▶ Given instruction
Pick out the lines below that contain the string "Lyuh" and copy them all.

▶ Data rows

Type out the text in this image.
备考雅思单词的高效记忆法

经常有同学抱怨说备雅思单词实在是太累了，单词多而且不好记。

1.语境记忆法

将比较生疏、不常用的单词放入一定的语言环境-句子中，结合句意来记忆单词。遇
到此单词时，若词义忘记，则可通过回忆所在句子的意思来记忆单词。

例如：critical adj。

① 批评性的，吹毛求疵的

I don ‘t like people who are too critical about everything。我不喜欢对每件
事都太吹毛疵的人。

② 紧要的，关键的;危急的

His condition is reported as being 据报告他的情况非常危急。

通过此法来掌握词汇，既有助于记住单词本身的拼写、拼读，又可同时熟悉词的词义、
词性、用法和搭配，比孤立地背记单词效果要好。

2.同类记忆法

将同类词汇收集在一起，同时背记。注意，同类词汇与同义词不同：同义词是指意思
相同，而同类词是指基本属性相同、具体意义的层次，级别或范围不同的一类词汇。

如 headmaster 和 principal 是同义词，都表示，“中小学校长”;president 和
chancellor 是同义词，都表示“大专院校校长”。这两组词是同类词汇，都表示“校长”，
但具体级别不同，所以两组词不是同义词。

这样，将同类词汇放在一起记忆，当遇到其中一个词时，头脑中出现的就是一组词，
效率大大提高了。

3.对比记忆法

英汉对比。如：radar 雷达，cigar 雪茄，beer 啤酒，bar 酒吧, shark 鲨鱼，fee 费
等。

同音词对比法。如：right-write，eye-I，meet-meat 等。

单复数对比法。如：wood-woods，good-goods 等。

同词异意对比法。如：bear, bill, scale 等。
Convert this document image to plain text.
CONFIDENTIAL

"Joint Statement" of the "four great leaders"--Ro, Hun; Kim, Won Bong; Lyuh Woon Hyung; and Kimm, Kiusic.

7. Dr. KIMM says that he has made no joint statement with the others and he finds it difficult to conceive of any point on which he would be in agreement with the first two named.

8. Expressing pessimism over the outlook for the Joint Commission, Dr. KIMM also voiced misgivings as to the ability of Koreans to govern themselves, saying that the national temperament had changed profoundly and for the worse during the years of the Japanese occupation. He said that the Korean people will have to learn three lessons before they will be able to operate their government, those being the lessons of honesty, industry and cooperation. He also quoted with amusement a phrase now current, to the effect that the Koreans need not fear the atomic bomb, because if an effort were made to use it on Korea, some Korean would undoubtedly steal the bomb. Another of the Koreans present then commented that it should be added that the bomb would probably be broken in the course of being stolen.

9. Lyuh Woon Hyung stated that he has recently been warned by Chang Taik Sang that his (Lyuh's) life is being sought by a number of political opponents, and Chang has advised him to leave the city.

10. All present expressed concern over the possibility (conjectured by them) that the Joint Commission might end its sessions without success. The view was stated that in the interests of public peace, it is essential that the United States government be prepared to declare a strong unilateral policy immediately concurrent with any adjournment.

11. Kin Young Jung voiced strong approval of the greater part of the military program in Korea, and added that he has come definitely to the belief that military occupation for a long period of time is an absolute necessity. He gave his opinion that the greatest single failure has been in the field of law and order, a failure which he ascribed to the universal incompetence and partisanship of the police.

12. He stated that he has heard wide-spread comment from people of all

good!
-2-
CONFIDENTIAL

▶ Expected output
"Joint Statement" of the "four great leaders"--Ro, Hun; Kim, Won Bong; Lyuh Woon Hyung; and Kimm, Kiusic.
9. Lyuh Woon Hyung stated that he has recently been warned by Chang Taik Sang that his (Lyuh's) life is being sought by a number of political opponents, and Chang has advised him to leave the city.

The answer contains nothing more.